▶ **THE REQUEST**
Look through the material below for "کننده". Copy every line that contains it.

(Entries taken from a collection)
— START —
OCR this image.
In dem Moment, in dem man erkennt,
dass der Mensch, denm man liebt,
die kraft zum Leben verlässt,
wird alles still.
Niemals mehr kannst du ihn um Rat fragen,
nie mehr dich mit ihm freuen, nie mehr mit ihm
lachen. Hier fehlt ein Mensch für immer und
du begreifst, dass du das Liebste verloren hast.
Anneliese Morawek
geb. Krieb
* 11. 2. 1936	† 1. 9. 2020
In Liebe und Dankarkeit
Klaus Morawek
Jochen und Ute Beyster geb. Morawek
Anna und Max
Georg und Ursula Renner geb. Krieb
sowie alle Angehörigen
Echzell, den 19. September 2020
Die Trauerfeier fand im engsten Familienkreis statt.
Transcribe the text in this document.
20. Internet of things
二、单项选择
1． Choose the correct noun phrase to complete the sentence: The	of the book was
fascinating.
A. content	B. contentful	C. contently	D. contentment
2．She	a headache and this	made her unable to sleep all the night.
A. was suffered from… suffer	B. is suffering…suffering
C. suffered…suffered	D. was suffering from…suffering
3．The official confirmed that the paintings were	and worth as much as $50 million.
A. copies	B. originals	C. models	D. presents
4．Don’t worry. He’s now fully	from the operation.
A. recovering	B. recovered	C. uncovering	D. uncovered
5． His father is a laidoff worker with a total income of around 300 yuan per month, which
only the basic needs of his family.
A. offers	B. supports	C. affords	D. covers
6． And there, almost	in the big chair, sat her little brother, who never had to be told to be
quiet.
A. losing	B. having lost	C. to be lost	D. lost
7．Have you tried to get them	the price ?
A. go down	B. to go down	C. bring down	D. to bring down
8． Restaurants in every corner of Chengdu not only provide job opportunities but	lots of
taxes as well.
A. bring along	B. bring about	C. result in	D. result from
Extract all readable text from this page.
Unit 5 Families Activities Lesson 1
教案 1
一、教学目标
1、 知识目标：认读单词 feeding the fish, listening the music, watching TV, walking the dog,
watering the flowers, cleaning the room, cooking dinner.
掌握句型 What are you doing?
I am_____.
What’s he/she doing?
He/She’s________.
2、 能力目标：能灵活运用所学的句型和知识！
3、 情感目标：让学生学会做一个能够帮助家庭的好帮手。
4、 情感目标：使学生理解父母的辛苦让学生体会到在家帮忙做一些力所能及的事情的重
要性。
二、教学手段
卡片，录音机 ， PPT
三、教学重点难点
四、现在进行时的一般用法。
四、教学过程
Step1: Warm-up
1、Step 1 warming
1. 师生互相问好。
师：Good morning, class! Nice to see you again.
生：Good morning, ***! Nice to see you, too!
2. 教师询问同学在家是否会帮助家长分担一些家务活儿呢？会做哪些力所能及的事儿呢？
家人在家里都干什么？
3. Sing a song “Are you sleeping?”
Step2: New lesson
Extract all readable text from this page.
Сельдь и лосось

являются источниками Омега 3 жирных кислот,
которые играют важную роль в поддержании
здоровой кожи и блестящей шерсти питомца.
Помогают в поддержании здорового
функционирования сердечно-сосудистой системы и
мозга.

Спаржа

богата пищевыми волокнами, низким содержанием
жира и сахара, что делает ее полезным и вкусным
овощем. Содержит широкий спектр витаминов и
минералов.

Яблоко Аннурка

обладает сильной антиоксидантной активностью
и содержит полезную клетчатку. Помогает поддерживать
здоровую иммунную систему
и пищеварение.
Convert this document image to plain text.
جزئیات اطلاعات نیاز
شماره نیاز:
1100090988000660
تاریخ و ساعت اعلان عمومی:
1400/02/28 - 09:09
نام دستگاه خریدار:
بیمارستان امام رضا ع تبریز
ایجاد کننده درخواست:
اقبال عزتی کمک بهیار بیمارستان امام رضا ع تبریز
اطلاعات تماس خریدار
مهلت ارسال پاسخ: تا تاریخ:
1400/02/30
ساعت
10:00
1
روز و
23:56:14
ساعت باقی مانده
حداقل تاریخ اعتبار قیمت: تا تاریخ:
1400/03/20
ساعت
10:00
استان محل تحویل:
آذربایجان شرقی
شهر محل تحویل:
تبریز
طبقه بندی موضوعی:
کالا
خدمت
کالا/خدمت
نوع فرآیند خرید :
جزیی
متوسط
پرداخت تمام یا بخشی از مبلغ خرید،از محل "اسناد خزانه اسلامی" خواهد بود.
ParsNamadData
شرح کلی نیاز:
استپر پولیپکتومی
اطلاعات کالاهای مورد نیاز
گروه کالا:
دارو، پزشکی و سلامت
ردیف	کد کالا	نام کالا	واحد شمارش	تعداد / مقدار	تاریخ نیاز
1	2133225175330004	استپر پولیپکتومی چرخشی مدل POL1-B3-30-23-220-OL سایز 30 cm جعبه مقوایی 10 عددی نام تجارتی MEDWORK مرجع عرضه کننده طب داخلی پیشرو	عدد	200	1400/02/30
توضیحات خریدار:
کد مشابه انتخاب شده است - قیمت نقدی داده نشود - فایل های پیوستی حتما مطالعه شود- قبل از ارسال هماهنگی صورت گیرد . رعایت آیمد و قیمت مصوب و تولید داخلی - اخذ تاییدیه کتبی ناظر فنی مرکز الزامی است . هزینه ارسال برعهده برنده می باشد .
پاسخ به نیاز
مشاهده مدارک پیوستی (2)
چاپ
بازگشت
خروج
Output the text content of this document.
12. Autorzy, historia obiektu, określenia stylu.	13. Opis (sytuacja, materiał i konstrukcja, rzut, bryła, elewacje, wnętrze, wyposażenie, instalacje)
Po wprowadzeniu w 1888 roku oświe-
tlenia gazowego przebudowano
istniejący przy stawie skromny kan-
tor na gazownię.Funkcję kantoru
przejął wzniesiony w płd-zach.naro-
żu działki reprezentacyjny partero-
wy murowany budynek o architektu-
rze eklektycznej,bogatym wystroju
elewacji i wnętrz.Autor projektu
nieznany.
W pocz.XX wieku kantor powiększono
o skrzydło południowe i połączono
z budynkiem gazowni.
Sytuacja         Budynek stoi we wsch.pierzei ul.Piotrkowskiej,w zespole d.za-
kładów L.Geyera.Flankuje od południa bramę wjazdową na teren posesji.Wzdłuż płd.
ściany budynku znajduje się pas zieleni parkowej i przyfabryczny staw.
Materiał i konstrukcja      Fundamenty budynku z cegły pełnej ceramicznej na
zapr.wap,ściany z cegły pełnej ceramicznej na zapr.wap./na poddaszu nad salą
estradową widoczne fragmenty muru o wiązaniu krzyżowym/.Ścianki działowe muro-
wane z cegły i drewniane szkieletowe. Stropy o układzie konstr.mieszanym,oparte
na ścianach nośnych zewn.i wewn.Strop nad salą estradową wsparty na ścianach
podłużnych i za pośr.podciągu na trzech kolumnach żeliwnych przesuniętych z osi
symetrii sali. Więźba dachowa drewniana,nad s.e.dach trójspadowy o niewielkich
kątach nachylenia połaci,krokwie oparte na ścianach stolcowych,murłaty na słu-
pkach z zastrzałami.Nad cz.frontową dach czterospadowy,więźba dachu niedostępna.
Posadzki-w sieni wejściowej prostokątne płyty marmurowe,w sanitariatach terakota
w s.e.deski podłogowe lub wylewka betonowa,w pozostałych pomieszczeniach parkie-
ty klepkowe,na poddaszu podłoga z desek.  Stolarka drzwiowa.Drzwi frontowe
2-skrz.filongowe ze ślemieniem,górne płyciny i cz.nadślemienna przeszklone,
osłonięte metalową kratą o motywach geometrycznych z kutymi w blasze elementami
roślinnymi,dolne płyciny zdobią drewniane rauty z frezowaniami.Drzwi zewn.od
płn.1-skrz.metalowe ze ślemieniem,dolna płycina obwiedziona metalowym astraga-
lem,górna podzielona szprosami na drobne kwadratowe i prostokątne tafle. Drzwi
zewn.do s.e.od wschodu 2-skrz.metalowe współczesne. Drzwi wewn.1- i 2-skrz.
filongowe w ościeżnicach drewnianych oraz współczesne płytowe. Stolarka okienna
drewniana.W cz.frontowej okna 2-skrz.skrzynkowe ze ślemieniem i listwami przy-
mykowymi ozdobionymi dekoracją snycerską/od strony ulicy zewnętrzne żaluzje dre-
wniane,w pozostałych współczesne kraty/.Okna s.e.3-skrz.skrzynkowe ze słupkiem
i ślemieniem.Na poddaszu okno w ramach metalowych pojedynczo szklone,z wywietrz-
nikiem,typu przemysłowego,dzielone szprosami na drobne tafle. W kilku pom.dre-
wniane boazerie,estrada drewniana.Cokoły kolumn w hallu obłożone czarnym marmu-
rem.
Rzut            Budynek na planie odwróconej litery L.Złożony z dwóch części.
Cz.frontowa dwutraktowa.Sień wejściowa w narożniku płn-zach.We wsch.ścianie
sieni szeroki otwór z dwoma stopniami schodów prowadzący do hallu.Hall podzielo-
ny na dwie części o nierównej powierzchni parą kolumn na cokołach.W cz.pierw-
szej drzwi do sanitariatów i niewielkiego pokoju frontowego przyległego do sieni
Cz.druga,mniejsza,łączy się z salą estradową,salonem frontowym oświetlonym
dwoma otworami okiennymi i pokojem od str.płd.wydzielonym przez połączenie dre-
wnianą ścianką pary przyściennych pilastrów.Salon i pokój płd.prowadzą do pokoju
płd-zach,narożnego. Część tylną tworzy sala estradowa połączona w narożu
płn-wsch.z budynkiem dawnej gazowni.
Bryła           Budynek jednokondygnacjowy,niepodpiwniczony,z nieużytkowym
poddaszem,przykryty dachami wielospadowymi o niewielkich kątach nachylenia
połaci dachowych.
— END —
▶ **REPLY TO THE EXERCISE**
ایجاد کننده درخواست:
1	2133225175330004	استپر پولیپکتومی چرخشی مدل POL1-B3-30-23-220-OL سایز 30 cm جعبه مقوایی 10 عددی نام تجارتی MEDWORK مرجع عرضه کننده طب داخلی پیشرو	عدد	200	1400/02/30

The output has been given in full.